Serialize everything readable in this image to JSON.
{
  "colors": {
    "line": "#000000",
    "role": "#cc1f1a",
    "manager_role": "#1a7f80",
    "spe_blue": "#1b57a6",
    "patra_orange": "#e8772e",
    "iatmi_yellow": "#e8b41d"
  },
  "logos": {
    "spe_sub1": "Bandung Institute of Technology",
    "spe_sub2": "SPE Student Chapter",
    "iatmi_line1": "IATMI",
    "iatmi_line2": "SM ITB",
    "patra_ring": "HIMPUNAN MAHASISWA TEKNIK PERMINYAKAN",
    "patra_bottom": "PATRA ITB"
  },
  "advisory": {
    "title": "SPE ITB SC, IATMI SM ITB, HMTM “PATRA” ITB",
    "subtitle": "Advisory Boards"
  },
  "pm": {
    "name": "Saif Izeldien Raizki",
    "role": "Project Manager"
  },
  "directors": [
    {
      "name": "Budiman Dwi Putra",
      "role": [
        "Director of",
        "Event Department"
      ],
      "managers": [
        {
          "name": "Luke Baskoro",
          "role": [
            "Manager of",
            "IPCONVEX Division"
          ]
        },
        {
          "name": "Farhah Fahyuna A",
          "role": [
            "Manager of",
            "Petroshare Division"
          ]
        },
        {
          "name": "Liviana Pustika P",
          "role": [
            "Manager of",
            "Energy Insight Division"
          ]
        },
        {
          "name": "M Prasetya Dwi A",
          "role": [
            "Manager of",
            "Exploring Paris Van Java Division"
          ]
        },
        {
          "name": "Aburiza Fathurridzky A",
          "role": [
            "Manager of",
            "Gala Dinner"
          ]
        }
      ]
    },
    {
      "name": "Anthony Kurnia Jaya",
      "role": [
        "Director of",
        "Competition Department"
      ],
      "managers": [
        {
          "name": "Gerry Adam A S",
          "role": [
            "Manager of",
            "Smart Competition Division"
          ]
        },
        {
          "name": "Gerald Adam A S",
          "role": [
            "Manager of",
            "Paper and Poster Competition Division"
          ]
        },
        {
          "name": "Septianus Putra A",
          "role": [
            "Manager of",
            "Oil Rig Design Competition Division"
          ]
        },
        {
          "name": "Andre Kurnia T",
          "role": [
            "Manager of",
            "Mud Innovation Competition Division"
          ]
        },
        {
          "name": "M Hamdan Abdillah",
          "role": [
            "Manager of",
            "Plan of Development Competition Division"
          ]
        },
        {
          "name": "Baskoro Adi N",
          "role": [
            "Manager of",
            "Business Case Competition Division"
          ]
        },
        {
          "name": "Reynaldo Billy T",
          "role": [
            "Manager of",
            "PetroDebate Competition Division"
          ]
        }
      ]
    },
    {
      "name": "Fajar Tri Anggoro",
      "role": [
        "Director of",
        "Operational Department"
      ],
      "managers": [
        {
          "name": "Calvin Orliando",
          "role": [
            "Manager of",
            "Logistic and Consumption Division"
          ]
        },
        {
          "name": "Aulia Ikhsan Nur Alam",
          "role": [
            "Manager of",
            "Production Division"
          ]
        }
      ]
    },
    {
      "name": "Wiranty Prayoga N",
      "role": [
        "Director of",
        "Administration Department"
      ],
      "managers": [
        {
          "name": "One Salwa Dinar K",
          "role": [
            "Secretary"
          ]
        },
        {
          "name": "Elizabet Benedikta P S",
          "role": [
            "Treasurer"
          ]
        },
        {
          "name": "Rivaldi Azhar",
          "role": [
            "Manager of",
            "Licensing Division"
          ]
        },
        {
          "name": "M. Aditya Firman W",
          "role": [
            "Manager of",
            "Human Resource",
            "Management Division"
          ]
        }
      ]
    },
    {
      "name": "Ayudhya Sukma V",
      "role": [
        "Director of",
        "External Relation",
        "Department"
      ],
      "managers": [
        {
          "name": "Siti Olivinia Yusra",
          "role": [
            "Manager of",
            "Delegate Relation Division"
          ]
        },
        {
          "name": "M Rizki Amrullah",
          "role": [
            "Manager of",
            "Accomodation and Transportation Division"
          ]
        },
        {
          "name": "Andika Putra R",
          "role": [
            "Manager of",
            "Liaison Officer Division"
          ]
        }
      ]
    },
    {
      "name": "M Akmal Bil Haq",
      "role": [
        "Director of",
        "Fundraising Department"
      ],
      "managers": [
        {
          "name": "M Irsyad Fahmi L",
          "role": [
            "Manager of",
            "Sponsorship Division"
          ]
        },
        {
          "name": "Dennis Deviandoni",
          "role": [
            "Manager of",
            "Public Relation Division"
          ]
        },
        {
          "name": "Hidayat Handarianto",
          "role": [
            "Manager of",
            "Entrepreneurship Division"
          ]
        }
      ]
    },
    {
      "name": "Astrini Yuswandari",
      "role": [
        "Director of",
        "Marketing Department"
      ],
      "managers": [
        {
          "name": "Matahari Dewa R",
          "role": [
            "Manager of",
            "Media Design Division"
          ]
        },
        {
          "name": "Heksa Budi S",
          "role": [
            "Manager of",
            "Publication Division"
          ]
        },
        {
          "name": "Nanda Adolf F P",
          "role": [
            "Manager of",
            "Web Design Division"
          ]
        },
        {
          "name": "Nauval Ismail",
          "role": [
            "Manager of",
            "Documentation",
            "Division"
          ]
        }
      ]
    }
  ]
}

....

All of the records must be retyped exactly as they are.

*Written response:*
Serialize everything readable in this image to JSON.
{
  "colors": {
    "line": "#000000",
    "role": "#cc1f1a",
    "manager_role": "#1a7f80",
    "spe_blue": "#1b57a6",
    "patra_orange": "#e8772e",
    "iatmi_yellow": "#e8b41d"
  },
  "logos": {
    "spe_sub1": "Bandung Institute of Technology",
    "spe_sub2": "SPE Student Chapter",
    "iatmi_line1": "IATMI",
    "iatmi_line2": "SM ITB",
    "patra_ring": "HIMPUNAN MAHASISWA TEKNIK PERMINYAKAN",
    "patra_bottom": "PATRA ITB"
  },
  "advisory": {
    "title": "SPE ITB SC, IATMI SM ITB, HMTM “PATRA” ITB",
    "subtitle": "Advisory Boards"
  },
  "pm": {
    "name": "Saif Izeldien Raizki",
    "role": "Project Manager"
  },
  "directors": [
    {
      "name": "Budiman Dwi Putra",
      "role": [
        "Director of",
        "Event Department"
      ],
      "managers": [
        {
          "name": "Luke Baskoro",
          "role": [
            "Manager of",
            "IPCONVEX Division"
          ]
        },
        {
          "name": "Farhah Fahyuna A",
          "role": [
            "Manager of",
            "Petroshare Division"
          ]
        },
        {
          "name": "Liviana Pustika P",
          "role": [
            "Manager of",
            "Energy Insight Division"
          ]
        },
        {
          "name": "M Prasetya Dwi A",
          "role": [
            "Manager of",
            "Exploring Paris Van Java Division"
          ]
        },
        {
          "name": "Aburiza Fathurridzky A",
          "role": [
            "Manager of",
            "Gala Dinner"
          ]
        }
      ]
    },
    {
      "name": "Anthony Kurnia Jaya",
      "role": [
        "Director of",
        "Competition Department"
      ],
      "managers": [
        {
          "name": "Gerry Adam A S",
          "role": [
            "Manager of",
            "Smart Competition Division"
          ]
        },
        {
          "name": "Gerald Adam A S",
          "role": [
            "Manager of",
            "Paper and Poster Competition Division"
          ]
        },
        {
          "name": "Septianus Putra A",
          "role": [
            "Manager of",
            "Oil Rig Design Competition Division"
          ]
        },
        {
          "name": "Andre Kurnia T",
          "role": [
            "Manager of",
            "Mud Innovation Competition Division"
          ]
        },
        {
          "name": "M Hamdan Abdillah",
          "role": [
            "Manager of",
            "Plan of Development Competition Division"
          ]
        },
        {
          "name": "Baskoro Adi N",
          "role": [
            "Manager of",
            "Business Case Competition Division"
          ]
        },
        {
          "name": "Reynaldo Billy T",
          "role": [
            "Manager of",
            "PetroDebate Competition Division"
          ]
        }
      ]
    },
    {
      "name": "Fajar Tri Anggoro",
      "role": [
        "Director of",
        "Operational Department"
      ],
      "managers": [
        {
          "name": "Calvin Orliando",
          "role": [
            "Manager of",
            "Logistic and Consumption Division"
          ]
        },
        {
          "name": "Aulia Ikhsan Nur Alam",
          "role": [
            "Manager of",
            "Production Division"
          ]
        }
      ]
    },
    {
      "name": "Wiranty Prayoga N",
      "role": [
        "Director of",
        "Administration Department"
      ],
      "managers": [
        {
          "name": "One Salwa Dinar K",
          "role": [
            "Secretary"
          ]
        },
        {
          "name": "Elizabet Benedikta P S",
          "role": [
            "Treasurer"
          ]
        },
        {
          "name": "Rivaldi Azhar",
          "role": [
            "Manager of",
            "Licensing Division"
          ]
        },
        {
          "name": "M. Aditya Firman W",
          "role": [
            "Manager of",
            "Human Resource",
            "Management Division"
          ]
        }
      ]
    },
    {
      "name": "Ayudhya Sukma V",
      "role": [
        "Director of",
        "External Relation",
        "Department"
      ],
      "managers": [
        {
          "name": "Siti Olivinia Yusra",
          "role": [
            "Manager of",
            "Delegate Relation Division"
          ]
        },
        {
          "name": "M Rizki Amrullah",
          "role": [
            "Manager of",
            "Accomodation and Transportation Division"
          ]
        },
        {
          "name": "Andika Putra R",
          "role": [
            "Manager of",
            "Liaison Officer Division"
          ]
        }
      ]
    },
    {
      "name": "M Akmal Bil Haq",
      "role": [
        "Director of",
        "Fundraising Department"
      ],
      "managers": [
        {
          "name": "M Irsyad Fahmi L",
          "role": [
            "Manager of",
            "Sponsorship Division"
          ]
        },
        {
          "name": "Dennis Deviandoni",
          "role": [
            "Manager of",
            "Public Relation Division"
          ]
        },
        {
          "name": "Hidayat Handarianto",
          "role": [
            "Manager of",
            "Entrepreneurship Division"
          ]
        }
      ]
    },
    {
      "name": "Astrini Yuswandari",
      "role": [
        "Director of",
        "Marketing Department"
      ],
      "managers": [
        {
          "name": "Matahari Dewa R",
          "role": [
            "Manager of",
            "Media Design Division"
          ]
        },
        {
          "name": "Heksa Budi S",
          "role": [
            "Manager of",
            "Publication Division"
          ]
        },
        {
          "name": "Nanda Adolf F P",
          "role": [
            "Manager of",
            "Web Design Division"
          ]
        },
        {
          "name": "Nauval Ismail",
          "role": [
            "Manager of",
            "Documentation",
            "Division"
          ]
        }
      ]
    }
  ]
}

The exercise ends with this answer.